Excerpt from a dataset:
_ _ _ _ _ _ _
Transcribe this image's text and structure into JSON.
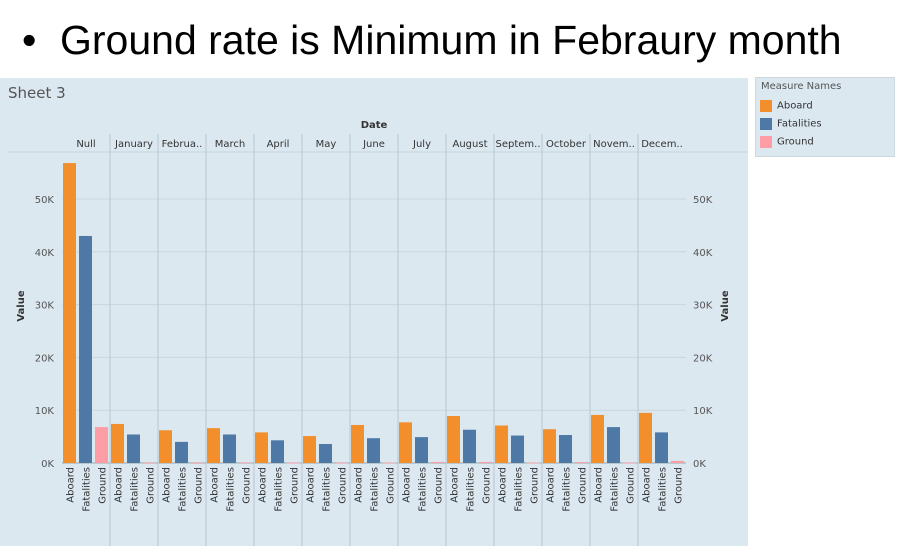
{
  "slide": {
    "bullet": "•",
    "title": "Ground rate is Minimum in Febraury month"
  },
  "sheet": {
    "title": "Sheet 3"
  },
  "legend": {
    "title": "Measure Names",
    "items": [
      {
        "label": "Aboard",
        "color": "#f28e2b"
      },
      {
        "label": "Fatalities",
        "color": "#4e79a7"
      },
      {
        "label": "Ground",
        "color": "#ff9da7"
      }
    ]
  },
  "chart_data": {
    "type": "bar",
    "title": "",
    "column_header": "Date",
    "ylabel": "Value",
    "ylim": [
      0,
      57000
    ],
    "y_ticks": [
      "0K",
      "10K",
      "20K",
      "30K",
      "40K",
      "50K"
    ],
    "categories": [
      "Null",
      "January",
      "Februa..",
      "March",
      "April",
      "May",
      "June",
      "July",
      "August",
      "Septem..",
      "October",
      "Novem..",
      "Decem.."
    ],
    "measures": [
      "Aboard",
      "Fatalities",
      "Ground"
    ],
    "series": [
      {
        "name": "Aboard",
        "values": [
          56800,
          7400,
          6200,
          6600,
          5800,
          5100,
          7200,
          7700,
          8900,
          7100,
          6400,
          9100,
          9500
        ]
      },
      {
        "name": "Fatalities",
        "values": [
          43000,
          5400,
          4000,
          5400,
          4300,
          3600,
          4700,
          4900,
          6300,
          5200,
          5300,
          6800,
          5800
        ]
      },
      {
        "name": "Ground",
        "values": [
          6800,
          30,
          20,
          120,
          60,
          40,
          80,
          200,
          200,
          80,
          180,
          60,
          400
        ]
      }
    ]
  }
}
_ _ _ _ _ _ _
→ Problem details:
Quote the preceding listing precisely and completely, omitting its images.

→ Response:
Transcribe this image's text and structure into JSON.
{
  "slide": {
    "bullet": "•",
    "title": "Ground rate is Minimum in Febraury month"
  },
  "sheet": {
    "title": "Sheet 3"
  },
  "legend": {
    "title": "Measure Names",
    "items": [
      {
        "label": "Aboard",
        "color": "#f28e2b"
      },
      {
        "label": "Fatalities",
        "color": "#4e79a7"
      },
      {
        "label": "Ground",
        "color": "#ff9da7"
      }
    ]
  },
  "chart_data": {
    "type": "bar",
    "title": "",
    "column_header": "Date",
    "ylabel": "Value",
    "ylim": [
      0,
      57000
    ],
    "y_ticks": [
      "0K",
      "10K",
      "20K",
      "30K",
      "40K",
      "50K"
    ],
    "categories": [
      "Null",
      "January",
      "Februa..",
      "March",
      "April",
      "May",
      "June",
      "July",
      "August",
      "Septem..",
      "October",
      "Novem..",
      "Decem.."
    ],
    "measures": [
      "Aboard",
      "Fatalities",
      "Ground"
    ],
    "series": [
      {
        "name": "Aboard",
        "values": [
          56800,
          7400,
          6200,
          6600,
          5800,
          5100,
          7200,
          7700,
          8900,
          7100,
          6400,
          9100,
          9500
        ]
      },
      {
        "name": "Fatalities",
        "values": [
          43000,
          5400,
          4000,
          5400,
          4300,
          3600,
          4700,
          4900,
          6300,
          5200,
          5300,
          6800,
          5800
        ]
      },
      {
        "name": "Ground",
        "values": [
          6800,
          30,
          20,
          120,
          60,
          40,
          80,
          200,
          200,
          80,
          180,
          60,
          400
        ]
      }
    ]
  }
}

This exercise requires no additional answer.